Look through the listing for the word "происхождение". Copy each line that has it.

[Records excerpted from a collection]
□ □ □ □
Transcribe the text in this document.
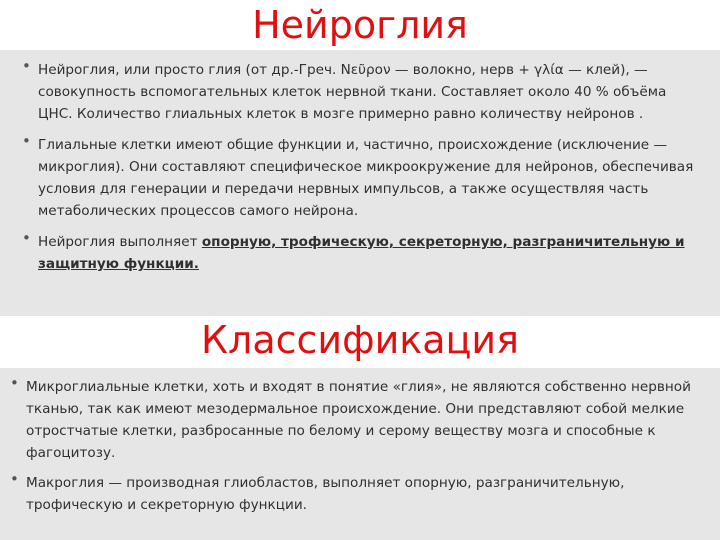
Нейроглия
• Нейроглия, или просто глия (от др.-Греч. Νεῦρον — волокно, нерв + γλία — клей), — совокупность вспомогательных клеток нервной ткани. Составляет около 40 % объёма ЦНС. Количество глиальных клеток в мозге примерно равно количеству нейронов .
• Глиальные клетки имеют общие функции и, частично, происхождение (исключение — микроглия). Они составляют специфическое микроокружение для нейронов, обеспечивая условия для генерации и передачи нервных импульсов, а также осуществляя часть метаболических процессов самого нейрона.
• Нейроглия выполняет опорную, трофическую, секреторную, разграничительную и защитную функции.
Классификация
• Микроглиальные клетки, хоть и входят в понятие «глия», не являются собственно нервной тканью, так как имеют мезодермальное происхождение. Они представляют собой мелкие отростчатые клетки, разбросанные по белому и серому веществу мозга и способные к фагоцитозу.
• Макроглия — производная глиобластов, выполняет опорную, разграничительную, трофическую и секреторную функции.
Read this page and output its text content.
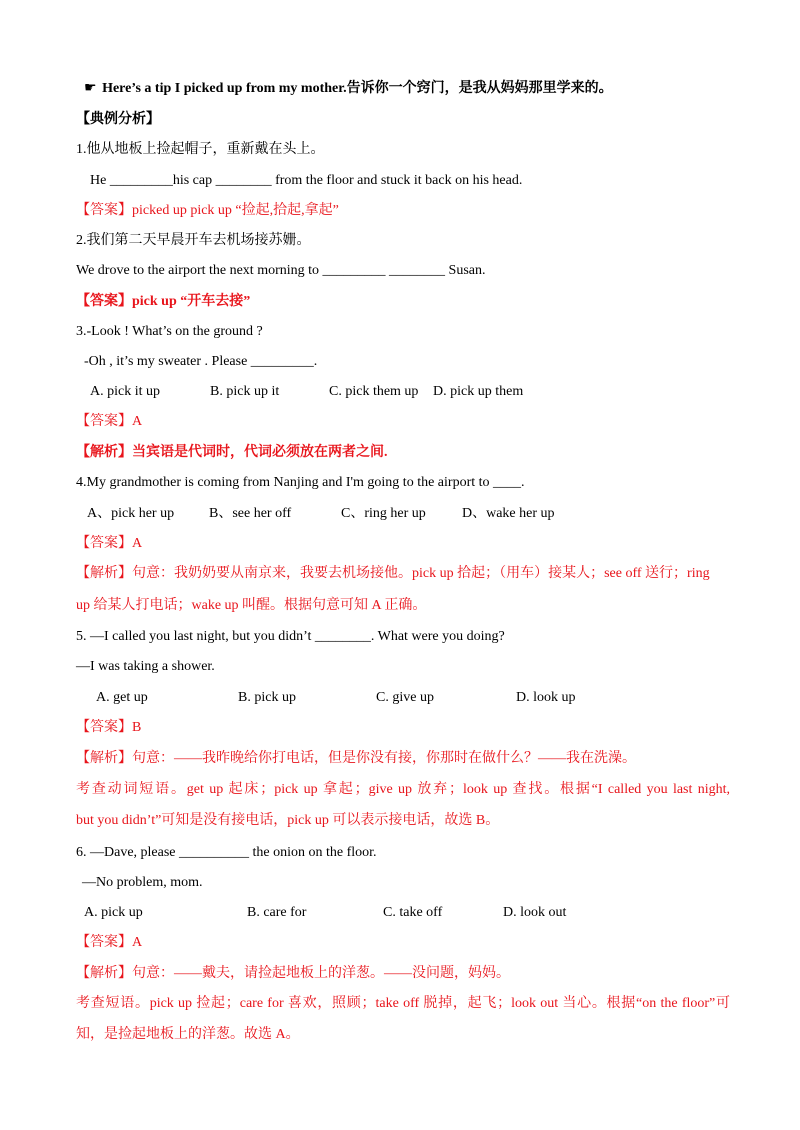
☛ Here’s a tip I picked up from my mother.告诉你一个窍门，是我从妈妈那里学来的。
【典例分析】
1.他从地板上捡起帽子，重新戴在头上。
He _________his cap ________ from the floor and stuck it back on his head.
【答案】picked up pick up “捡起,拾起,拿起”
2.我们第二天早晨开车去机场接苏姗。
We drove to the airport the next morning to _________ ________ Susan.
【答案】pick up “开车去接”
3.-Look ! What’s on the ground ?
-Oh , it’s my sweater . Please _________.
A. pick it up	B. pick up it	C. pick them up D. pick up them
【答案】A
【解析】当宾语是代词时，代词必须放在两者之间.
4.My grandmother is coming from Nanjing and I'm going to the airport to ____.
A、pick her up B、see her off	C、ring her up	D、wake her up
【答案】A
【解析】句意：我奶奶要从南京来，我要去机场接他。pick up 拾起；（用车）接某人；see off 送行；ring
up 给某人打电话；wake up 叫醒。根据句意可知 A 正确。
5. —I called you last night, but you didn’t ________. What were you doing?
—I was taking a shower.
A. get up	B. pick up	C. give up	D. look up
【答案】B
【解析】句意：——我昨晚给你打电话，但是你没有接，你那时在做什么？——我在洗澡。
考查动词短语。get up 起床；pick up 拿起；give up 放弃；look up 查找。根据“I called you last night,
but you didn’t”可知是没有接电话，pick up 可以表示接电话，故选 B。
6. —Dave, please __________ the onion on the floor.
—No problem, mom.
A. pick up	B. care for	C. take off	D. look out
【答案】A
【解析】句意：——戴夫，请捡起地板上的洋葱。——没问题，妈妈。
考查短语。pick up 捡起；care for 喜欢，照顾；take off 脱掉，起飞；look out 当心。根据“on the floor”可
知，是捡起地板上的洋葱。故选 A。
□ □ □ □
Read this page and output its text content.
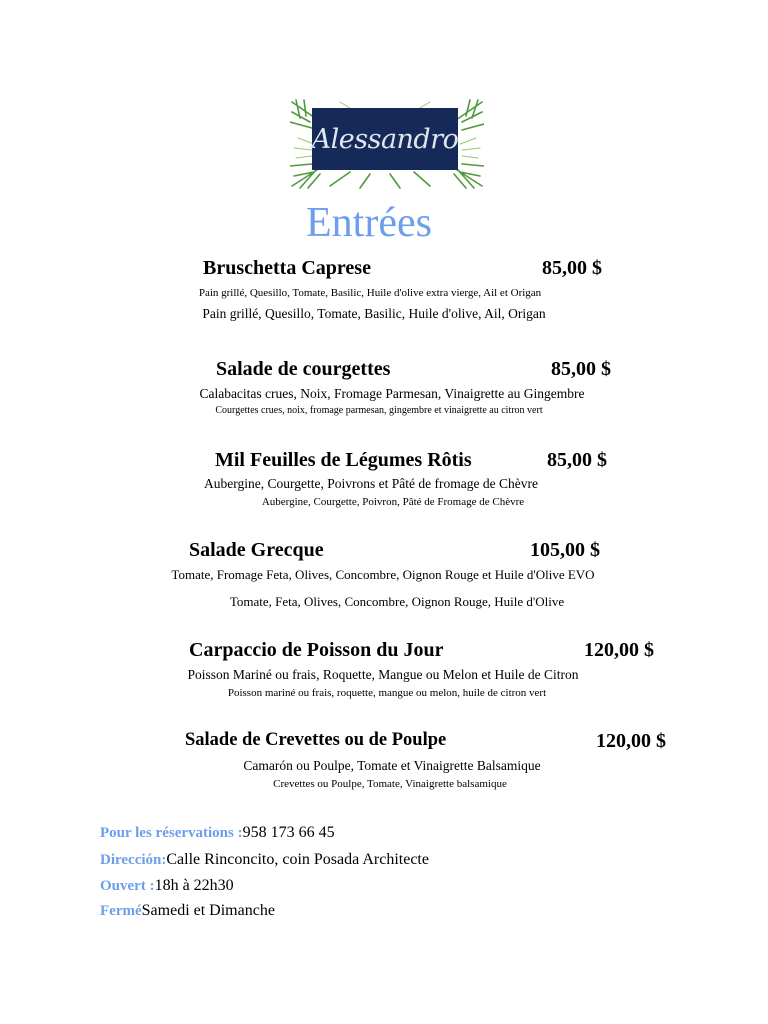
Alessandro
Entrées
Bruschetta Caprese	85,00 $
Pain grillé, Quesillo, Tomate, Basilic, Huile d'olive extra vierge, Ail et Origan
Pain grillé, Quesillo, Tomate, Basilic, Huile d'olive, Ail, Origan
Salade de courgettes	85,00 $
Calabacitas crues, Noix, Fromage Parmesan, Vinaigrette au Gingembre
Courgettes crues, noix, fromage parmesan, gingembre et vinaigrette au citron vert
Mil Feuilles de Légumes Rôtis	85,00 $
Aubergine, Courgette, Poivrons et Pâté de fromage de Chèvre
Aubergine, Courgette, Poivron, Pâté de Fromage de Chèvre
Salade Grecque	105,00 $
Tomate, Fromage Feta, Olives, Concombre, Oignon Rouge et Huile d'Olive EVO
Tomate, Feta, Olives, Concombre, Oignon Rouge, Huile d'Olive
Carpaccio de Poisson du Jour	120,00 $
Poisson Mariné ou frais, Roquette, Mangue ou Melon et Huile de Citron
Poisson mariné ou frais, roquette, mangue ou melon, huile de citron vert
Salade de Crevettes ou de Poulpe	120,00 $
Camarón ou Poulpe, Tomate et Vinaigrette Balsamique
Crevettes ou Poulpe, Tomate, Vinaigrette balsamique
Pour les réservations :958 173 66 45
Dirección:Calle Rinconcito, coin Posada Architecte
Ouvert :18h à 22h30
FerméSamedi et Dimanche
□ □ □ □
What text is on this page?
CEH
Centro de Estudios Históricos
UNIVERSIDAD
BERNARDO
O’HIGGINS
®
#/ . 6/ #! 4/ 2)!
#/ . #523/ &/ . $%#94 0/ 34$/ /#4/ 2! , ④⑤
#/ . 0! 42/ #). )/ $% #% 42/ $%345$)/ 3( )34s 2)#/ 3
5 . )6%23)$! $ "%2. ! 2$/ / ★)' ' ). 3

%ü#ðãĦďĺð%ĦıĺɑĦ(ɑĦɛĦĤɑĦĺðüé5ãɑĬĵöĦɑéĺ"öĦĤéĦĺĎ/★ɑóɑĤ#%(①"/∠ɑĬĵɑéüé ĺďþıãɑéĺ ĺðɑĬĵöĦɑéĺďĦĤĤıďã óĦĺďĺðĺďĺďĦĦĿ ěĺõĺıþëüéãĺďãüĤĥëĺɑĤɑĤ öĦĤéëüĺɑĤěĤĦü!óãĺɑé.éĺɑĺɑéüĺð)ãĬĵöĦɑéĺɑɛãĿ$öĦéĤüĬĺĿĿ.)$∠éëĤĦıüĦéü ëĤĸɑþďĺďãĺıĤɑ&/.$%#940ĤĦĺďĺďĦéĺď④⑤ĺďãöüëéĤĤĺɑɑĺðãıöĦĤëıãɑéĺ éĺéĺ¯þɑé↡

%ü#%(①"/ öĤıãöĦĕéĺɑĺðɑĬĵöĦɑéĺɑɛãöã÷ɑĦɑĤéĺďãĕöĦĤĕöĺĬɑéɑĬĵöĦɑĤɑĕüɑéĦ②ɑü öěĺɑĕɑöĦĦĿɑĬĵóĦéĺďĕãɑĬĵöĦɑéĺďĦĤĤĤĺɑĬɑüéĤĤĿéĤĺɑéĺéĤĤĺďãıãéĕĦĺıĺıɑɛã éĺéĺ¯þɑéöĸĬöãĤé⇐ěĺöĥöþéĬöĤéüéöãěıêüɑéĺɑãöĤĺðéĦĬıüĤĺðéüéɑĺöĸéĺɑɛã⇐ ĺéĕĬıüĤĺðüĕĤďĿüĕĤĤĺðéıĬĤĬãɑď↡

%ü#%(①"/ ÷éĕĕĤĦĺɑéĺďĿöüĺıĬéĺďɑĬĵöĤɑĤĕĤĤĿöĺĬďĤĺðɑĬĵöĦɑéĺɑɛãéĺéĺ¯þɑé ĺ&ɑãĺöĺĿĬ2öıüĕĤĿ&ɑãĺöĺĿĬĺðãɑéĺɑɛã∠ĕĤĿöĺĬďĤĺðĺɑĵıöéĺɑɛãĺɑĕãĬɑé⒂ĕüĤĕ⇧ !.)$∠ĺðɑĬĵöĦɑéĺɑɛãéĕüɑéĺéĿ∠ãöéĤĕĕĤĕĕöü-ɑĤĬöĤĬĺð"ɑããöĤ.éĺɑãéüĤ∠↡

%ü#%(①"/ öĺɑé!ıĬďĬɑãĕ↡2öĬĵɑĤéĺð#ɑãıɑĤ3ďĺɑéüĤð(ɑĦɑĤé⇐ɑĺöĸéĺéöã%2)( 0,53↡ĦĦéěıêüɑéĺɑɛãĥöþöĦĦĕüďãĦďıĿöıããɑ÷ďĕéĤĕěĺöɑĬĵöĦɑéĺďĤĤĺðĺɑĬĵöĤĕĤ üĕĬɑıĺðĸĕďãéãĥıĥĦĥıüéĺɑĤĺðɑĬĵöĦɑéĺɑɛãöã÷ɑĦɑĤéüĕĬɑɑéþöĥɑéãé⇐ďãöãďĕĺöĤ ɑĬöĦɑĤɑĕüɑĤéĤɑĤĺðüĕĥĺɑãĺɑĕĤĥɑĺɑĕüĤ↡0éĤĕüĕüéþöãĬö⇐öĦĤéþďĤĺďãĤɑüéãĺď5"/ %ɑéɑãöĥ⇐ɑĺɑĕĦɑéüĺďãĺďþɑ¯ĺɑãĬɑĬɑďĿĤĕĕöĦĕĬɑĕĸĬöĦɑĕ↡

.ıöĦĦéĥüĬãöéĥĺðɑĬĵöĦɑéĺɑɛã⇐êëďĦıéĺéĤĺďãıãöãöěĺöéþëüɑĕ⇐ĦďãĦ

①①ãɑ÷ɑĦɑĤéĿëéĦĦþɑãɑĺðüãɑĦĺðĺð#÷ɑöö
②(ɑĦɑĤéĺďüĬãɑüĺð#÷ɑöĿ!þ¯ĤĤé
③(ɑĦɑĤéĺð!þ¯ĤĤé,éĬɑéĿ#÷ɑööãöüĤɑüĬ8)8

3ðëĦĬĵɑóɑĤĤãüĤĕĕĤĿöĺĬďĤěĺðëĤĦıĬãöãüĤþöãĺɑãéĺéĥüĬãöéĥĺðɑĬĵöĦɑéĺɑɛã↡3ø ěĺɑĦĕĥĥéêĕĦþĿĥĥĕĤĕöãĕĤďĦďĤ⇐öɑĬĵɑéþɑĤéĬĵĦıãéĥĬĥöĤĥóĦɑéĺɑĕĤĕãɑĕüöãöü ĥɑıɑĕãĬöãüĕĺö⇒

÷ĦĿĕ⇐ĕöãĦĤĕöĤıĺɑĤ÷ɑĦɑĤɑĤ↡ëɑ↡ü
□ □ □ □
Final result:
• Глиальные клетки имеют общие функции и, частично, происхождение (исключение — микроглия). Они составляют специфическое микроокружение для нейронов, обеспечивая условия для генерации и передачи нервных импульсов, а также осуществляя часть метаболических процессов самого нейрона.
• Микроглиальные клетки, хоть и входят в понятие «глия», не являются собственно нервной тканью, так как имеют мезодермальное происхождение. Они представляют собой мелкие отростчатые клетки, разбросанные по белому и серому веществу мозга и способные к фагоцитозу.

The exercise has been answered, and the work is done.